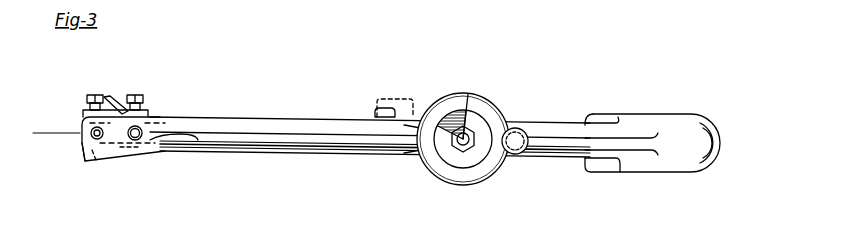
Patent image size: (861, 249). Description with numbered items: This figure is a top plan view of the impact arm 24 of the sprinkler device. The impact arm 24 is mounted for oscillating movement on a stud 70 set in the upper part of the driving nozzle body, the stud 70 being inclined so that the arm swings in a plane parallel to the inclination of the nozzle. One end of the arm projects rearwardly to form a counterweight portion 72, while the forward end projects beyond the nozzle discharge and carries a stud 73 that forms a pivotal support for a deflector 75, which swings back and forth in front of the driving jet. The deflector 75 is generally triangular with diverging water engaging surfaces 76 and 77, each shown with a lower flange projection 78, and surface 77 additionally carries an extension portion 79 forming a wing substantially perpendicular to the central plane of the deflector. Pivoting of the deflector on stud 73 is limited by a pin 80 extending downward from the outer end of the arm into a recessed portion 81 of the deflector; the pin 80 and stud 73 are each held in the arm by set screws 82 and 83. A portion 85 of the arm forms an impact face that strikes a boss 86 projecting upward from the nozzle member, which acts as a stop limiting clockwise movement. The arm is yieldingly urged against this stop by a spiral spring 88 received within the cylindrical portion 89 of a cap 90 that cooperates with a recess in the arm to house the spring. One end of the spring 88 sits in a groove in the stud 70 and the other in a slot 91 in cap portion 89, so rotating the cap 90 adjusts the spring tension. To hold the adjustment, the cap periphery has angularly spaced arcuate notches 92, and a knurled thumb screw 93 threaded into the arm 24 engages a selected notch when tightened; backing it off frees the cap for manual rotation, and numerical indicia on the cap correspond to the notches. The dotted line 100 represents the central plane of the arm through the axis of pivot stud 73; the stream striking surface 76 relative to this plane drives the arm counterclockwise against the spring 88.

The impact arm 24 is at (307, 150).
The stud 70 is at (465, 145).
The counterweight portion 72 is at (668, 158).
The stud 73 is at (150, 140).
The deflector 75 is at (85, 158).
The water engaging surface 76 is at (150, 122).
The water engaging surface 77 is at (130, 150).
The lower flange projection 78 is at (110, 100).
The extension portion 79 is at (98, 160).
The pin 80 is at (95, 136).
The recessed portion 81 is at (88, 118).
The set screw 82 is at (92, 96).
The set screw 83 is at (140, 96).
The impact face portion 85 is at (372, 116).
The boss 86 is at (390, 99).
The spiral spring 88 is at (465, 113).
The cylindrical portion 89 is at (443, 118).
The cap 90 is at (497, 107).
The slot 91 is at (455, 108).
The arcuate notches 92 is at (468, 193).
The knurled thumb screw 93 is at (520, 152).
The dotted line 100 is at (82, 138).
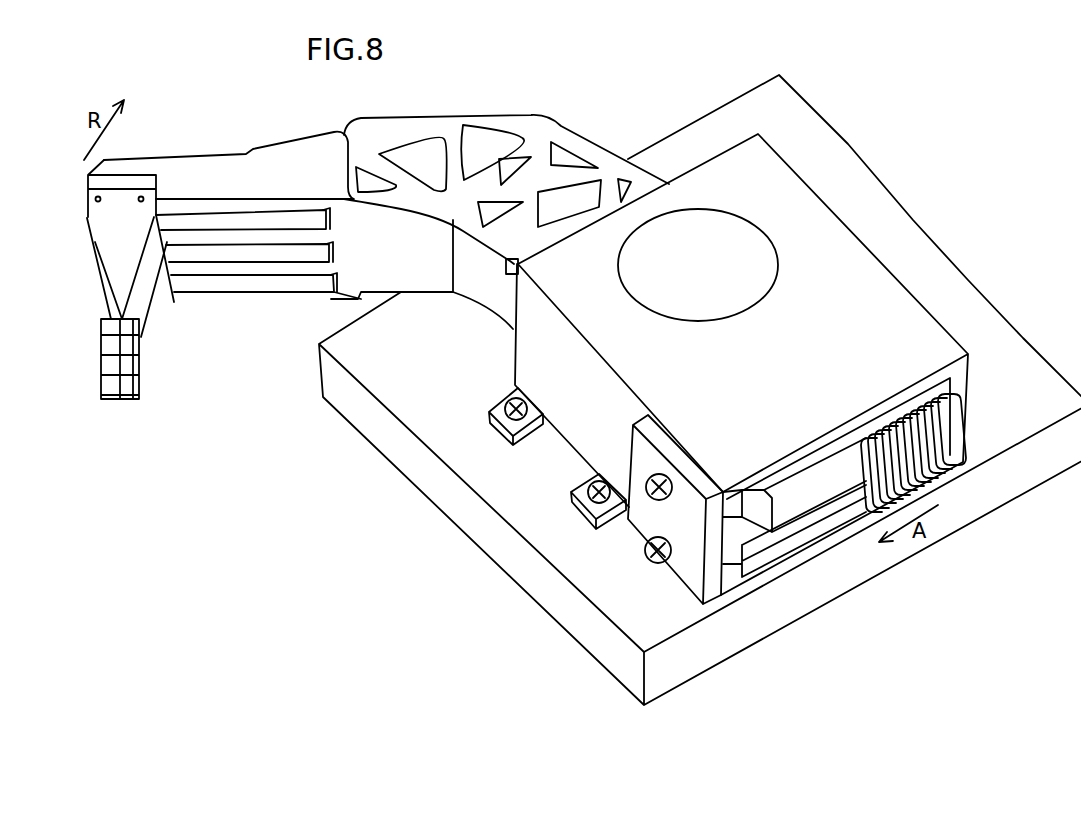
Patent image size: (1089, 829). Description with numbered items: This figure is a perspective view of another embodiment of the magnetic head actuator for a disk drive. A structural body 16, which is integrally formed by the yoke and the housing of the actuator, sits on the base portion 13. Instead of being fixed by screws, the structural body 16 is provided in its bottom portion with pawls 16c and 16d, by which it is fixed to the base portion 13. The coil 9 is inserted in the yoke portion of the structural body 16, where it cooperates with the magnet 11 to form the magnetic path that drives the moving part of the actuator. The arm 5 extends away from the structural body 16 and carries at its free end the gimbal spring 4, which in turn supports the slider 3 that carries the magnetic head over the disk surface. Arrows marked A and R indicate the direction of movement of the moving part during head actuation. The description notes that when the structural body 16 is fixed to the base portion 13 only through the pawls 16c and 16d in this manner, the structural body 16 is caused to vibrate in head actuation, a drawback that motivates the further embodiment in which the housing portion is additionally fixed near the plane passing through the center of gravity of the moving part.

The slider 3 is at (137, 397).
The gimbal spring 4 is at (95, 208).
The arm 5 is at (262, 160).
The coil 9 is at (946, 394).
The magnet 11 is at (741, 554).
The base portion 13 is at (1017, 480).
The structural body 16 is at (927, 298).
The pawl 16c is at (497, 421).
The pawl 16d is at (582, 505).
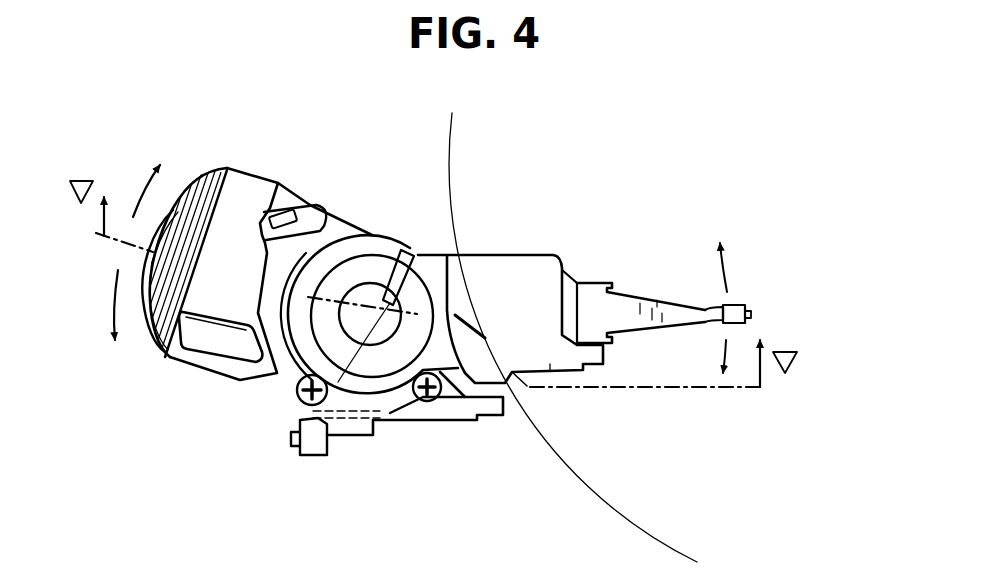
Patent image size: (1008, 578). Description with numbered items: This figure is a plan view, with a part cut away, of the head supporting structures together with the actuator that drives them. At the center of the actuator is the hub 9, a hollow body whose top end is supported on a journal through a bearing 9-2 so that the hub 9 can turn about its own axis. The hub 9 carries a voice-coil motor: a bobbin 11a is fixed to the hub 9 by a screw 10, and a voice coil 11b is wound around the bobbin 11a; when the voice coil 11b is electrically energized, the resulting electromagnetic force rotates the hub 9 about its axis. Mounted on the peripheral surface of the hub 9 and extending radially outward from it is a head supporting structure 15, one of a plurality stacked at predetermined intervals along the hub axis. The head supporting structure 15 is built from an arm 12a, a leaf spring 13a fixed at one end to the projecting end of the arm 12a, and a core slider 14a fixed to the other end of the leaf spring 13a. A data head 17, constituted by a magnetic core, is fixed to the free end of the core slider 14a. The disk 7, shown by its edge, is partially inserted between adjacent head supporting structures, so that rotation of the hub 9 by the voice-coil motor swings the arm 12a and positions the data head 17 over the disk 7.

The disk 7 is at (552, 450).
The hub 9 is at (377, 247).
The bearing 9-2 is at (422, 253).
The screw 10 is at (290, 213).
The bobbin 11a is at (247, 183).
The voice coil 11b is at (208, 170).
The arm 12a is at (502, 267).
The leaf spring 13a is at (636, 300).
The core slider 14a is at (740, 305).
The head supporting structure 15 is at (578, 225).
The data head 17 is at (760, 318).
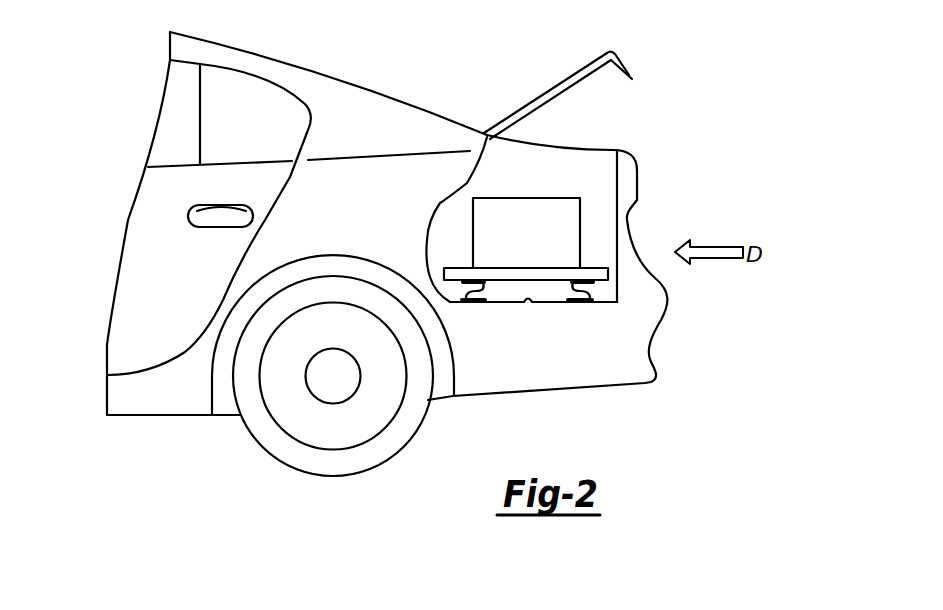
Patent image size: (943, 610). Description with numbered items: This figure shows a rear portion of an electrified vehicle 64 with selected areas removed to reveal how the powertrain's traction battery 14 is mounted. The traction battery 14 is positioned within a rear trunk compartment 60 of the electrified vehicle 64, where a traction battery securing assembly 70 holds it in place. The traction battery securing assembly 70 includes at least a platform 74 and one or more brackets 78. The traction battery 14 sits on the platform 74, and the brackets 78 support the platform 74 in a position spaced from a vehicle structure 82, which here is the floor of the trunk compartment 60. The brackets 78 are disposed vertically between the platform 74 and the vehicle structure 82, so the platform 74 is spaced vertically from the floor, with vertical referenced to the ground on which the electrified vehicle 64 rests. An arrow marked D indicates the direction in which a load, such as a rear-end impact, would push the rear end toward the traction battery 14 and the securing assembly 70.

The rear trunk compartment 60 is at (641, 117).
The electrified vehicle 64 is at (127, 333).
The traction battery 14 is at (527, 198).
The platform 74 is at (461, 267).
The brackets 78 is at (464, 303).
The vehicle structure 82 is at (528, 300).
The traction battery securing assembly 70 is at (620, 295).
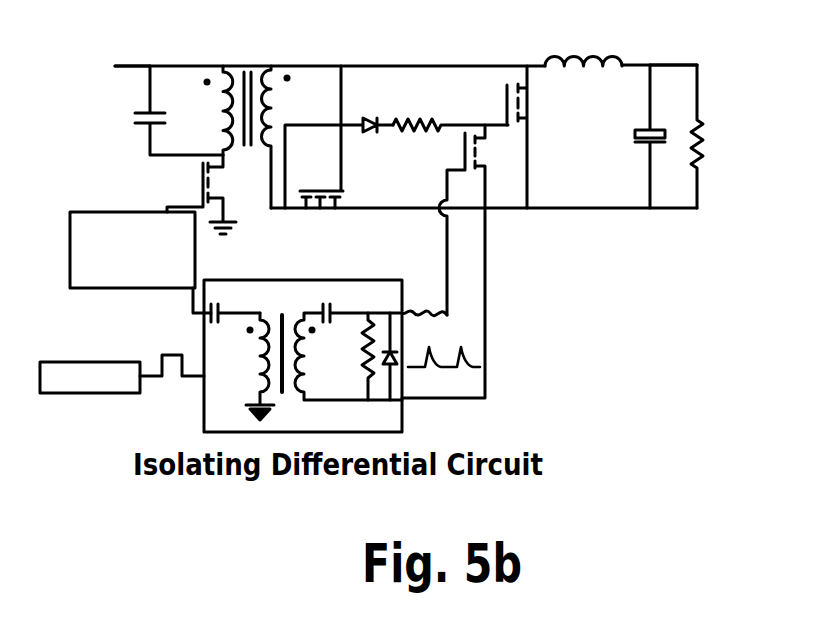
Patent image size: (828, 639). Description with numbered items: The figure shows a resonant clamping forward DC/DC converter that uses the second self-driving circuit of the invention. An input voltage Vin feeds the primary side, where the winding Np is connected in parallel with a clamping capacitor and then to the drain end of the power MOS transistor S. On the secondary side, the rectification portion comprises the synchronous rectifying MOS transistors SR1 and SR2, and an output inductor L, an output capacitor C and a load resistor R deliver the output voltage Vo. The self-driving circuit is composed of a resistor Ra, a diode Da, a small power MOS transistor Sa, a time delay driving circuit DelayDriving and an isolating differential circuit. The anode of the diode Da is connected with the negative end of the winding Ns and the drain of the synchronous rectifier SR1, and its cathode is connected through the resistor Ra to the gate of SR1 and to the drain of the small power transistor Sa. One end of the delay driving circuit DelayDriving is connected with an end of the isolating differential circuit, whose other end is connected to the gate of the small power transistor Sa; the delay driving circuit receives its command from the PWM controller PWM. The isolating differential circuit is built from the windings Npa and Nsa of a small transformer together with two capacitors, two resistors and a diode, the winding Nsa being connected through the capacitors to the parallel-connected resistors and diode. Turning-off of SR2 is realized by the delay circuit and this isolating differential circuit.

The input voltage Vin is at (122, 39).
The winding Np is at (202, 110).
The winding Ns is at (289, 137).
The power MOS transistor S is at (209, 194).
The synchronous rectifying MOS transistor SR1 is at (320, 157).
The synchronous rectifying MOS transistor SR2 is at (553, 137).
The diode Da is at (367, 107).
The resistor Ra is at (450, 107).
The small power MOS transistor Sa is at (443, 261).
The output inductor L is at (583, 38).
The output voltage Vo is at (681, 44).
The output capacitor C is at (633, 136).
The load resistor R is at (710, 136).
The delay driving circuit DelayDriving is at (140, 262).
The PWM controller PWM is at (122, 374).
The winding Npa is at (240, 366).
The winding Nsa is at (348, 352).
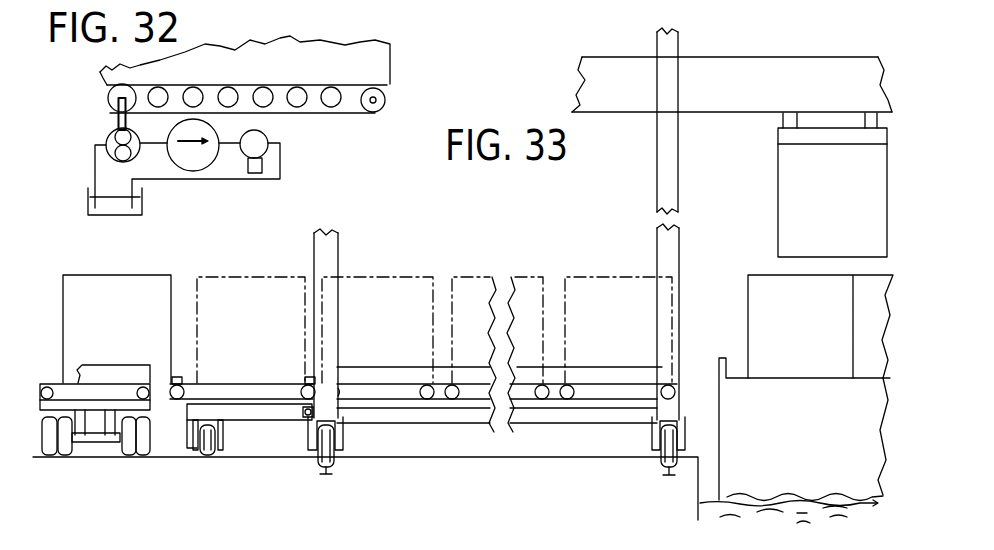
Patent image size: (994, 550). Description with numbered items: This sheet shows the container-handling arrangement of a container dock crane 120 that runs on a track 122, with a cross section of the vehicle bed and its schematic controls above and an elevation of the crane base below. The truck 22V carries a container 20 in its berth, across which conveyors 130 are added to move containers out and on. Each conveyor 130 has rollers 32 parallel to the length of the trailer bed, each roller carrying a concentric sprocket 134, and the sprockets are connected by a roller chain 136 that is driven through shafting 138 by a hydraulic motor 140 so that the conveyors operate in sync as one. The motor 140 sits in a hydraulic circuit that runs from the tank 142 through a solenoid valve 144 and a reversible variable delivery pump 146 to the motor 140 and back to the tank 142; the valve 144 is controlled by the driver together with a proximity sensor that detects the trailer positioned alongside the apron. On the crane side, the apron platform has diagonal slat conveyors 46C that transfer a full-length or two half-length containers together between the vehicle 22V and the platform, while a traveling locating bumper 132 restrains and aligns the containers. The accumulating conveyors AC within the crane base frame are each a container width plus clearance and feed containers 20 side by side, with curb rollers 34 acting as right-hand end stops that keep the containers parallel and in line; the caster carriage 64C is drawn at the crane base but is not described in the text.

In FIG. 32, the container 20 is at (383, 56).
In FIG. 33, the container 20 is at (280, 280).
In FIG. 32, the rollers 32 is at (330, 88).
In FIG. 32, the sprocket 134 is at (383, 99).
In FIG. 32, the shafting 138 is at (117, 117).
In FIG. 32, the truck 22V is at (100, 121).
In FIG. 33, the truck 22V is at (95, 441).
In FIG. 32, the hydraulic motor 140 is at (110, 133).
In FIG. 32, the tank 142 is at (90, 208).
In FIG. 32, the solenoid valve 144 is at (255, 174).
In FIG. 32, the reversible variable delivery pump 146 is at (182, 168).
In FIG. 32, the conveyors 130 is at (292, 105).
In FIG. 33, the conveyors 130 is at (45, 387).
In FIG. 32, the roller chain 136 is at (363, 115).
In FIG. 33, the dock crane 120 is at (660, 177).
In FIG. 33, the track 122 is at (333, 468).
In FIG. 33, the curb rollers 34 is at (92, 363).
In FIG. 33, the diagonal slat conveyors 46C is at (213, 385).
In FIG. 33, the traveling locating bumper 132 is at (307, 377).
In FIG. 33, the caster carriage 64C is at (220, 448).
In FIG. 33, the accumulating conveyors AC is at (583, 401).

### Exercise prompt
Turn the lines above into a JSON list of strings, one string per line and blank lines left out. Begin at the line that contains "Patent image size: (943, 610)." and stop after the line that contains "The traction battery securing assembly 70 is".

### Result
[
  "Patent image size: (943, 610). Description with numbered items: This figure shows a rear portion of an electrified vehicle 64 with selected areas removed to reveal how the powertrain's traction battery 14 is mounted. The traction battery 14 is positioned within a rear trunk compartment 60 of the electrified vehicle 64, where a traction battery securing assembly 70 holds it in place. The traction battery securing assembly 70 includes at least a platform 74 and one or more brackets 78. The traction battery 14 sits on the platform 74, and the brackets 78 support the platform 74 in a position spaced from a vehicle structure 82, which here is the floor of the trunk compartment 60. The brackets 78 are disposed vertically between the platform 74 and the vehicle structure 82, so the platform 74 is spaced vertically from the floor, with vertical referenced to the ground on which the electrified vehicle 64 rests. An arrow marked D indicates the direction in which a load, such as a rear-end impact, would push the rear end toward the traction battery 14 and the securing assembly 70.",
  "The rear trunk compartment 60 is at (641, 117).",
  "The electrified vehicle 64 is at (127, 333).",
  "The traction battery 14 is at (527, 198).",
  "The platform 74 is at (461, 267).",
  "The brackets 78 is at (464, 303).",
  "The vehicle structure 82 is at (528, 300).",
  "The traction battery securing assembly 70 is at (620, 295)."
]